> [Quoted passage]
· · · · ·


    XHTML "failed" to replace HTML because it satisfies the needs of professionals to have a standardized approach to minimize cross-browser issues, but lacks the simplicity needed for amateurs and lousy professionals.

    Rev'ing both specs would be a forward move that might simplify browser writing in the long term while giving a migration path. XHTML needs a less confusing and forward looking path, and HTML needs to be Rev'd after being left for dead to drop the really problematic entries and give people a path forward.

  4. Re:Why not ditch HTML? by GrouchoMarx · · Score: 5, Interesting

    As a professional web developer and standards nazi, I'd agree with you if it weren't for one thing: User-supplied content.

    For content generated by the site author or a CMS, I would agree. Sending out code that is not XHTML compliant is unprofessional. Even if you don't want to make the additional coding changes to your site to make it true XHTML rather than XHTML-as-HTML, All of the XHTML strictness rules make your code better, where "better" means easier to maintain, faster, less prone to browser "interpretation", etc. Even just for your own sake you should be writing XHTML-as-HTML at the very least. (True XHTML requires changes to the mime type and to the way you reference stylesheets, and breaks some Javascript code like document.write(), which are properly left in the dust bin along with the font tag.)

    But then along comes Web 2.0 and user-supplied content and all that jazz. If you allow someone to post a comment on a forum, like, say, Slashdot, and allow any HTML code whatsoever, you are guaranteed to have parse errors. Someone, somewhere, is going to (maliciously or not) forget a closing tag, make at typo, forget a quotation mark, overlap a b and an i tag, nest something improperly, forgets a / in a self-closing tag like hr or br, etc. According to strict XHTML parsing rules, that is, XML parsing rules, the browser is then supposed to gag and refuse to show the page at all. I don't think Slashdot breaking every time an AC forgets to close his i tag is a good thing. :-)

    While one could write a tidy program (and people have) that tries to clean up badly formatted code, they are no more perfect than the "guess what you mean" algorithms in the browser itself. It just moves the "guess what the user means" algorithm to the server instead of the browser. That's not much of an improvement.

    Until we can get away with checking user-submitted content on submission and rejecting it then, and telling the user "No, you can't post on Slashdot or on the Dell forum unless you validate your code", browsers will still have to have logic to handle user-supplied vomit. (And user, in this case, includes a non-programmer site admin.)

    The only alternative I see is nesting "don't expect this to be valid" tags in a page, so the browser knows that the page should validate except for the contents of some specific div. I cannot imagine that making the browser engine any cleaner, though, and would probably make it even nastier. Unless you just used iframes for that, but that has a whole host of other problems such as uneven browser support, inability to size dynamically, a second round-trip to the server, forcing the server/CMS to generate two partial pages according to god knows what logic...

    As long as non-programmers are able to write markup, some level of malformed-markup acceptance is necessary. Nowhere near the vomit that IE encourages, to be sure, but "validate or die" just won't cut it for most sites.

    --

    --GrouchoMarx
    Card-carrying member of the EFF, FSF, and ACLU. Are you?

  5. Re:The current situation is awful. by shutdown+-p+now · · Score: 5, Insightful
    Drag'n'drop is simply not a working approach to design proper UI (i.e. the one that automatically scales and reflows to any DPI / window size / whatever).

    As for "defining named things" - the concept of HTML is all about semantic markup. That's why using tables for layout is frowned upon, not because they are bad as such.

· · · · ·

> [Material supplied]
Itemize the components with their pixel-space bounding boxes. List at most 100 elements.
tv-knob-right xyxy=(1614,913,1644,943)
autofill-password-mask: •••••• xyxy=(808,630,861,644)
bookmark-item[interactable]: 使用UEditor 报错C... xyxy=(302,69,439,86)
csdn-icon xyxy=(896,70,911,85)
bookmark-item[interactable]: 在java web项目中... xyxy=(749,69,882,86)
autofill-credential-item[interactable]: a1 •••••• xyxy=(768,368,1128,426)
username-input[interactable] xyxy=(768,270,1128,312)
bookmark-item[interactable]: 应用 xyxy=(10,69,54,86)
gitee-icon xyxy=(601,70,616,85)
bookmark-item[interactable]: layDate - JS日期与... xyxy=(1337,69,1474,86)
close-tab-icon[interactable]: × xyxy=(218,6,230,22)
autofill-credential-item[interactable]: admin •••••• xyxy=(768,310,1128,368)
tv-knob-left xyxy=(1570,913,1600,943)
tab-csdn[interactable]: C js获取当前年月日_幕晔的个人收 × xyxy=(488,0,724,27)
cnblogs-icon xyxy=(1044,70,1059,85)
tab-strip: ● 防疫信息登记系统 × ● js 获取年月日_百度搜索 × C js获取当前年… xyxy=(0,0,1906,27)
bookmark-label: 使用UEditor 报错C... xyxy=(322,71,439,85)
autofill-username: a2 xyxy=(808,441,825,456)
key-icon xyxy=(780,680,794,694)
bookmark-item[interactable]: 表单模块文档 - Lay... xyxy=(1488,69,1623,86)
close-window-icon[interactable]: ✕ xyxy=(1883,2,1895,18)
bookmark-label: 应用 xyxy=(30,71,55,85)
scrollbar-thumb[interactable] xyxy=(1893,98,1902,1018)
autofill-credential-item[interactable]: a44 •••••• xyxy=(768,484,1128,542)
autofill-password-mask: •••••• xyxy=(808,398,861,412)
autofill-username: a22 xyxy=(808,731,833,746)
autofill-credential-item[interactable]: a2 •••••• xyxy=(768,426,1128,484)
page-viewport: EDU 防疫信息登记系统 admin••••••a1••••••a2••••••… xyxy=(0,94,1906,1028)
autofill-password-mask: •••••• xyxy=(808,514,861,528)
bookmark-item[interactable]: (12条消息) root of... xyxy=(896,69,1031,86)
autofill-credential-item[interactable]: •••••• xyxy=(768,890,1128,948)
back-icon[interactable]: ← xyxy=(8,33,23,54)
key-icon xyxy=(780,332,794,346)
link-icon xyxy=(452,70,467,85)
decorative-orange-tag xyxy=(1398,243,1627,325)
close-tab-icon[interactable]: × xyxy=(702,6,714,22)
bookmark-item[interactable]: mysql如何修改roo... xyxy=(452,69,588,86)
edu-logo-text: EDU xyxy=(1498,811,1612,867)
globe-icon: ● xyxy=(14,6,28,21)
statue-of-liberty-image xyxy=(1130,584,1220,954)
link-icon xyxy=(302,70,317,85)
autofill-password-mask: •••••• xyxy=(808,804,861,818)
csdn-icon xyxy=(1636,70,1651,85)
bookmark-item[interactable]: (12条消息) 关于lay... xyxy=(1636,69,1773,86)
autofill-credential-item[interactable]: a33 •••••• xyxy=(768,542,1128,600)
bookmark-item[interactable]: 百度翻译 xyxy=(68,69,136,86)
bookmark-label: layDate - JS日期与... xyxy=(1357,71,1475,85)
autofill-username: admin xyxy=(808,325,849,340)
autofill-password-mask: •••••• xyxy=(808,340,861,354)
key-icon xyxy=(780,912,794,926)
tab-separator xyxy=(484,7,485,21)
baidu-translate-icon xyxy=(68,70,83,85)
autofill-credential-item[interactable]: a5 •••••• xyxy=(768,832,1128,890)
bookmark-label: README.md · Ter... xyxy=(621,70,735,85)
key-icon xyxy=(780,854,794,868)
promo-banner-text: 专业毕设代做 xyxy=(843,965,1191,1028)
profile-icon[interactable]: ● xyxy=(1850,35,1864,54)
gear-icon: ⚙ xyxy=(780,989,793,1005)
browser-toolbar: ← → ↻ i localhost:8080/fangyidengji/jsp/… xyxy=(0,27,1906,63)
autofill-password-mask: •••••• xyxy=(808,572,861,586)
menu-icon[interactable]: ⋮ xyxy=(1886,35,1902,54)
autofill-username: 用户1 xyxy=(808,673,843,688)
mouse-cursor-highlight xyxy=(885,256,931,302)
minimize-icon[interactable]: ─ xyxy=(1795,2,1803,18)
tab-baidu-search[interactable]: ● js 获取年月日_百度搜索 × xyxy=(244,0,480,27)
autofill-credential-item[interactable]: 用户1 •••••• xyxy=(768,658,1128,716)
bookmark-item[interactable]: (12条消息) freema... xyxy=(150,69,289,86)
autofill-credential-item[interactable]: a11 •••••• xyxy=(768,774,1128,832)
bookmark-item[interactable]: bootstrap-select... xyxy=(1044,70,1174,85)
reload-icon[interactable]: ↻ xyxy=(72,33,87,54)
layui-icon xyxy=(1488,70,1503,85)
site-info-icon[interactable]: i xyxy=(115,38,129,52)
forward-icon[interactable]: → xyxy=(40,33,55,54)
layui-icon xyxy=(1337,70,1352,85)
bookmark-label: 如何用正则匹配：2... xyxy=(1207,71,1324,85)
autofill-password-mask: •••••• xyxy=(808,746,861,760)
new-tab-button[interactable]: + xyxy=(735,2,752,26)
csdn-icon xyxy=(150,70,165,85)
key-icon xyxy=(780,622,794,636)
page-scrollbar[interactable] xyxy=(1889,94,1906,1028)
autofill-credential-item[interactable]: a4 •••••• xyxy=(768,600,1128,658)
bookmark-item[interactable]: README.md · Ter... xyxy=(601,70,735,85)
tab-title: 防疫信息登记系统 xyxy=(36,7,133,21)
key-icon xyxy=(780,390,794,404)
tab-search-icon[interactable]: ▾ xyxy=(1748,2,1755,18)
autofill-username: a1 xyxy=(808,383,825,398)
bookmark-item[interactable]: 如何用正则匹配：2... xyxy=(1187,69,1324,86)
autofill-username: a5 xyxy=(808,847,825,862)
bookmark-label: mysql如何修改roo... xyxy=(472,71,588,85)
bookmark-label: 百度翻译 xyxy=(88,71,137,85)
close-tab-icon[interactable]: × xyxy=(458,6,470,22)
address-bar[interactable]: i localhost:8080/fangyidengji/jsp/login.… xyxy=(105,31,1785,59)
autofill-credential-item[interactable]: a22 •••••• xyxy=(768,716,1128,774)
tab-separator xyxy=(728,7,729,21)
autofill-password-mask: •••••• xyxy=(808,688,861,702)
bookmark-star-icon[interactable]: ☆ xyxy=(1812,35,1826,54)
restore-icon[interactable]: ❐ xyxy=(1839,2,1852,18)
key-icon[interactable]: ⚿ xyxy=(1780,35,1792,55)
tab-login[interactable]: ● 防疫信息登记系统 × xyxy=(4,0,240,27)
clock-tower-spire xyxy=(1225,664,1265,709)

· · · · ·

> [Instructions]
1 – In the forum thread on XHTML and HTML, list every problem named for using iframes to hold user-supplied content.
2 – Please extract the forum thread on XHTML and HTML word for word from "For content generated" to "the font tag.)".
The rows are separate from the forum thread on XHTML and HTML.

> [Replies]
1 –
- Uneven browser support
- Inability to size dynamically
- A second round-trip to the server
- Forcing the server/CMS to generate two partial pages according to god knows what logic

2 –
For content generated by the site author or a CMS, I would agree. Sending out code that is not XHTML compliant is unprofessional. Even if you don't want to make the additional coding changes to your site to make it true XHTML rather than XHTML-as-HTML, All of the XHTML strictness rules make your code better, where "better" means easier to maintain, faster, less prone to browser "interpretation", etc. Even just for your own sake you should be writing XHTML-as-HTML at the very least. (True XHTML requires changes to the mime type and to the way you reference stylesheets, and breaks some Javascript code like document.write(), which are properly left in the dust bin along with the font tag.)